┌─ Material

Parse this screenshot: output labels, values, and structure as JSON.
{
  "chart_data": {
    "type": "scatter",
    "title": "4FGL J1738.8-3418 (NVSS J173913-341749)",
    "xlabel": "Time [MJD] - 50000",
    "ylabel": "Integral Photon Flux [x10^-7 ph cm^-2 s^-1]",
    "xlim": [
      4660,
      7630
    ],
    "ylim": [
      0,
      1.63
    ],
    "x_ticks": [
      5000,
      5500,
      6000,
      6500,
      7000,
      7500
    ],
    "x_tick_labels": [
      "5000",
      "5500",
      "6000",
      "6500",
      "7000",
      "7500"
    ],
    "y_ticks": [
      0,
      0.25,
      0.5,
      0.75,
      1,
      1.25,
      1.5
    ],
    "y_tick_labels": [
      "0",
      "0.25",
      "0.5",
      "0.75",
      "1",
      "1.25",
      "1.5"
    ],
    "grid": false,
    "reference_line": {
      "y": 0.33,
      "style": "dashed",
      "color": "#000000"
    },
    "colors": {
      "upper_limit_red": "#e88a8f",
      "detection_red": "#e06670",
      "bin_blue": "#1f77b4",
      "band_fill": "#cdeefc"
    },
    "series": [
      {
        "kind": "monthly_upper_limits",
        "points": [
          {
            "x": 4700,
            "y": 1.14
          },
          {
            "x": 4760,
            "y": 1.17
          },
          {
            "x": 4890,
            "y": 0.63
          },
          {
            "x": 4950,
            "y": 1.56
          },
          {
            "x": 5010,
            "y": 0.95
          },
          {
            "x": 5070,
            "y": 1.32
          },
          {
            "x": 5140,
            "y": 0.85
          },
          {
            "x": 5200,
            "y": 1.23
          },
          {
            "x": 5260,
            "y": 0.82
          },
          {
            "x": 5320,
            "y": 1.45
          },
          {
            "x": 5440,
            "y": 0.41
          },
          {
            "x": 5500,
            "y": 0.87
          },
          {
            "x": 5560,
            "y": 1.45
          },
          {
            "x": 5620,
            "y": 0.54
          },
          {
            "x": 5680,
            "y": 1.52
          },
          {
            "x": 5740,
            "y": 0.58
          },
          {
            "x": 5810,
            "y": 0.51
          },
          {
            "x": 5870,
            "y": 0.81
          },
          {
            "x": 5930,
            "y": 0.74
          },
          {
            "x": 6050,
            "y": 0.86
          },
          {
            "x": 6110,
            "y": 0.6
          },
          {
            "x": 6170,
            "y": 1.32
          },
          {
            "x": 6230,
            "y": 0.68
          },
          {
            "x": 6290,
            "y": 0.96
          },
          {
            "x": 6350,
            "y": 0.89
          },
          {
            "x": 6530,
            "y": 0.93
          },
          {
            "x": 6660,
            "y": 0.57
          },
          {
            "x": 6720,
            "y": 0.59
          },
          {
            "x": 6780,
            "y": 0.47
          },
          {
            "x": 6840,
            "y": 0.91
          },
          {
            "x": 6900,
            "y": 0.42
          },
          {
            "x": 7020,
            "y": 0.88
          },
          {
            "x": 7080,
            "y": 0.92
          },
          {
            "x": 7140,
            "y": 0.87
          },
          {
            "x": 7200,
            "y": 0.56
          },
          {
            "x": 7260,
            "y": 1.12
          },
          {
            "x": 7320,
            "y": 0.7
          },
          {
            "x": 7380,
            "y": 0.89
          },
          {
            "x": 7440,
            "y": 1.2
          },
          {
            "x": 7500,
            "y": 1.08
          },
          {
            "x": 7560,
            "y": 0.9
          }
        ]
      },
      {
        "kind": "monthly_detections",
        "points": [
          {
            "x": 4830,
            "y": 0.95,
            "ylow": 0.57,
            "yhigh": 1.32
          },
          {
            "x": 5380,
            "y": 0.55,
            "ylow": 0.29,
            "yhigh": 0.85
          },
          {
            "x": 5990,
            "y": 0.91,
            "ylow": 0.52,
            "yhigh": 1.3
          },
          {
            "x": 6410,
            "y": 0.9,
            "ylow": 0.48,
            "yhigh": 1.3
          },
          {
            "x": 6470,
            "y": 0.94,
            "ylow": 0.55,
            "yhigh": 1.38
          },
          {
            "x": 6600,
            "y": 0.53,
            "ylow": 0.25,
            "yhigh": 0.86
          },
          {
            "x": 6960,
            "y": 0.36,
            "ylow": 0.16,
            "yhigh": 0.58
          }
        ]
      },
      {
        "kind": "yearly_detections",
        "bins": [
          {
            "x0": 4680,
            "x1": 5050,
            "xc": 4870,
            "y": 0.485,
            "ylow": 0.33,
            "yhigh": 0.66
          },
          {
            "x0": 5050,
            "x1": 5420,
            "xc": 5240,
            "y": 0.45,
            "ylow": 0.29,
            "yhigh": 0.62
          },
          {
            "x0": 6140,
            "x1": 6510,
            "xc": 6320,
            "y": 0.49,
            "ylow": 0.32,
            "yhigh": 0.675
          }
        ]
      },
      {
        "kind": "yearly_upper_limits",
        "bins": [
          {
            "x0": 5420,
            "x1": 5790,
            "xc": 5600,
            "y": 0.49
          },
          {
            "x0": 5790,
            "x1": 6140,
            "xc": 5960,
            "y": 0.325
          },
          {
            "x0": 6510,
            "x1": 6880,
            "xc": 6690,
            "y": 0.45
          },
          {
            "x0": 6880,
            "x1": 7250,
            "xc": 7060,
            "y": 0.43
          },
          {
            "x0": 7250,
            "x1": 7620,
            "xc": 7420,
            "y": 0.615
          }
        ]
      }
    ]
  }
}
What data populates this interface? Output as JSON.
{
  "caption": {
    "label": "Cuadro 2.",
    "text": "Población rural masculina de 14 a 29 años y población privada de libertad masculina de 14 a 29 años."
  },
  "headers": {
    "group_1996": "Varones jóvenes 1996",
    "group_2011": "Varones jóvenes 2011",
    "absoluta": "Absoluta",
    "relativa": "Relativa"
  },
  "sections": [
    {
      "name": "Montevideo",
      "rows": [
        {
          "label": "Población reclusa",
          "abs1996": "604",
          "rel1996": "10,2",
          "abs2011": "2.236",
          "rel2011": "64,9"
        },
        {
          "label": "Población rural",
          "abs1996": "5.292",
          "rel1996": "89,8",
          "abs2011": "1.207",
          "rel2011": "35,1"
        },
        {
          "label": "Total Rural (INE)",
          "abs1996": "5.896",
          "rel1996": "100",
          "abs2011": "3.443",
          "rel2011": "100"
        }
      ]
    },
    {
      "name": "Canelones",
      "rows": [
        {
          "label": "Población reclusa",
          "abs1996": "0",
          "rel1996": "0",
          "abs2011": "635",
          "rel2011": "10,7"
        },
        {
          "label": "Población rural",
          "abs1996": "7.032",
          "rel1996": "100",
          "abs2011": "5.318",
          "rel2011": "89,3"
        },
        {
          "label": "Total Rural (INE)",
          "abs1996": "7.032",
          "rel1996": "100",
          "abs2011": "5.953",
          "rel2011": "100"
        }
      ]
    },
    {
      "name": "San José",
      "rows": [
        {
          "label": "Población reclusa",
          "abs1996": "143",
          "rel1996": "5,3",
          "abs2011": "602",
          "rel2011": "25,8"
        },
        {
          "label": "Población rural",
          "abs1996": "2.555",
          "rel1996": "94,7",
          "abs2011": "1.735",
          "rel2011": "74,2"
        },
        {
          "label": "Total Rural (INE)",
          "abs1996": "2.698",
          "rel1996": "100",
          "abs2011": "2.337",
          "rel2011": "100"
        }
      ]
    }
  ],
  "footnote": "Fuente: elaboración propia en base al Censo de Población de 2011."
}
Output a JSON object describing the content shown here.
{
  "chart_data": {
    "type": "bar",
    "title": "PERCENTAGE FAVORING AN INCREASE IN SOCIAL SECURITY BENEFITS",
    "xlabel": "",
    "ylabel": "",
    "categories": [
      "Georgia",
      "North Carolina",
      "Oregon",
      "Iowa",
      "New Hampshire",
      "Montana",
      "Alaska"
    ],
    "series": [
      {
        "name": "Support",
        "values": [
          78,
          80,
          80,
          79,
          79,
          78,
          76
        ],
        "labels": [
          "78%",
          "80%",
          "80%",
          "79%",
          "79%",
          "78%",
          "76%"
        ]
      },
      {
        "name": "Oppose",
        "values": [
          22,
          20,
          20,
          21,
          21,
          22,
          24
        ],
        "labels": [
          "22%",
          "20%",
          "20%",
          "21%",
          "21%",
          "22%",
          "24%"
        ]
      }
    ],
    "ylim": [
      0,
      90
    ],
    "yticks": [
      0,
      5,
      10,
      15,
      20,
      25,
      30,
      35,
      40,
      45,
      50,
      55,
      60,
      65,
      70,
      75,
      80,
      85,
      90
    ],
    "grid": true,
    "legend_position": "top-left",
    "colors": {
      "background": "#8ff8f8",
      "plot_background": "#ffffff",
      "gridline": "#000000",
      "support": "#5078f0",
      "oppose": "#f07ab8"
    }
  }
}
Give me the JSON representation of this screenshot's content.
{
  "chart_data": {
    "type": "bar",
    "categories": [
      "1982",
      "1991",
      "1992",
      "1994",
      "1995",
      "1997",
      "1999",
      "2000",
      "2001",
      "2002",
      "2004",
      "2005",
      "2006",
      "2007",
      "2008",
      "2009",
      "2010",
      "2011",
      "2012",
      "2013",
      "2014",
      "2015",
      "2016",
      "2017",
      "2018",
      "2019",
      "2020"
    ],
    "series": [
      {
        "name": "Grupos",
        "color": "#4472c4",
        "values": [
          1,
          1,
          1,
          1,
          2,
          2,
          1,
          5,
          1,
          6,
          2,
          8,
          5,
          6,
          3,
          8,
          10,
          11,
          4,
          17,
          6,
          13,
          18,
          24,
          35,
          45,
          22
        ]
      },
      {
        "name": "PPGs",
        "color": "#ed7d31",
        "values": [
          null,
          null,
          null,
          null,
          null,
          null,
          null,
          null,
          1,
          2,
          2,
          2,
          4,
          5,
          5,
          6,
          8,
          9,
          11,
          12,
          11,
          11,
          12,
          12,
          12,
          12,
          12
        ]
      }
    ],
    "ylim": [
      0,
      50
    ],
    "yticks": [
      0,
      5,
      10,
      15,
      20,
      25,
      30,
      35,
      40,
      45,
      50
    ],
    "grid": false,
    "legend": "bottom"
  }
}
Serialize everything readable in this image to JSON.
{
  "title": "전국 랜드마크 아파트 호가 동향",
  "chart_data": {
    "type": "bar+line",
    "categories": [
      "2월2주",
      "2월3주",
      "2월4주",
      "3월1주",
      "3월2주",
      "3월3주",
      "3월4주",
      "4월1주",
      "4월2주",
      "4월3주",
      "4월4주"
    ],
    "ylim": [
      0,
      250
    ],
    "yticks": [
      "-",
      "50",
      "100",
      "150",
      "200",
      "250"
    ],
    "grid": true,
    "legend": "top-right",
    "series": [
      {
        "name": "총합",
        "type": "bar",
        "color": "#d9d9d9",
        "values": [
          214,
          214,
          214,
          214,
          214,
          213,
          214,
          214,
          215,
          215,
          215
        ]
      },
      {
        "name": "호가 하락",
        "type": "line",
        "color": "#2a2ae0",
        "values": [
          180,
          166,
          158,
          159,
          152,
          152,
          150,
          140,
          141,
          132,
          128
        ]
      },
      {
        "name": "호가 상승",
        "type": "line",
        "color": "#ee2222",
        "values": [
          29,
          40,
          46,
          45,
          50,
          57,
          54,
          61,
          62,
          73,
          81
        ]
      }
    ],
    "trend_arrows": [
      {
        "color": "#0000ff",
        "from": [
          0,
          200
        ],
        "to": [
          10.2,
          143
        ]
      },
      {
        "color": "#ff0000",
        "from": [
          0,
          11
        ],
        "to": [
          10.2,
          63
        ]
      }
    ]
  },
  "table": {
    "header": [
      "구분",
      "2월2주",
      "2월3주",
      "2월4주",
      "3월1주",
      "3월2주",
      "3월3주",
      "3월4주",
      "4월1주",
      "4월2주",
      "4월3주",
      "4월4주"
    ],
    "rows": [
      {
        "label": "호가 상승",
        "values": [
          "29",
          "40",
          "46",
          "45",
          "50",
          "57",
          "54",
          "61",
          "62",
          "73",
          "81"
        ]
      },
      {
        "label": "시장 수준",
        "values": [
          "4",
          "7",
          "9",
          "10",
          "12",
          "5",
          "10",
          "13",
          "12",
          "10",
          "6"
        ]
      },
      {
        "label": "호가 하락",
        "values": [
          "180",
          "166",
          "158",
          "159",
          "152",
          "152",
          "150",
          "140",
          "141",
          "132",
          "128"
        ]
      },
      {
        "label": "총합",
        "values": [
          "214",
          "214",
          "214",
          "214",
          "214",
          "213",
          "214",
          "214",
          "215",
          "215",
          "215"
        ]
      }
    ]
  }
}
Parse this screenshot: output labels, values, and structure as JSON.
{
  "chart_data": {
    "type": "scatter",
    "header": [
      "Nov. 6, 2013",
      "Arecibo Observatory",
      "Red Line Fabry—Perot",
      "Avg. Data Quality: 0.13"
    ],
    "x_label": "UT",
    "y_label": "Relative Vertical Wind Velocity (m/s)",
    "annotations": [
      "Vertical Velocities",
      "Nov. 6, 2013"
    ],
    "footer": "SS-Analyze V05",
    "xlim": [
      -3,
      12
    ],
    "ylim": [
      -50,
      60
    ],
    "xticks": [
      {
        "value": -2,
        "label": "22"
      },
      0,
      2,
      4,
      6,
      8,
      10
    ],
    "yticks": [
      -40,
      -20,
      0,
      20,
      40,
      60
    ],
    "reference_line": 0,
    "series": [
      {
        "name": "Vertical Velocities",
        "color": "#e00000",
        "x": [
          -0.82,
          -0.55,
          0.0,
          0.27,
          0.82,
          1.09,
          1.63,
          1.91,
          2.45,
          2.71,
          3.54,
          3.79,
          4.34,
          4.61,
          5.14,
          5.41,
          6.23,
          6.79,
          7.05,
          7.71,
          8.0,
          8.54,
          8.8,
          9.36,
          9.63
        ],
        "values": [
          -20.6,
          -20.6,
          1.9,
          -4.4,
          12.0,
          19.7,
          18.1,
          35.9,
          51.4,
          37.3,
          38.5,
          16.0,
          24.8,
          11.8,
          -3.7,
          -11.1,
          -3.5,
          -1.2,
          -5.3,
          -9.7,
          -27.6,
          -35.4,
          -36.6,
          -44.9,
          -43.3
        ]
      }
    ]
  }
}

└─

* Your objective
Pick out each line that holds the string "this".

* Output below
Parse this screenshot: output labels, values, and structure as JSON.
What data populates this interface? Output as JSON.
Give me the JSON representation of this screenshot's content.
Serialize everything readable in this image to JSON.
Parse this screenshot: output labels, values, and structure as JSON.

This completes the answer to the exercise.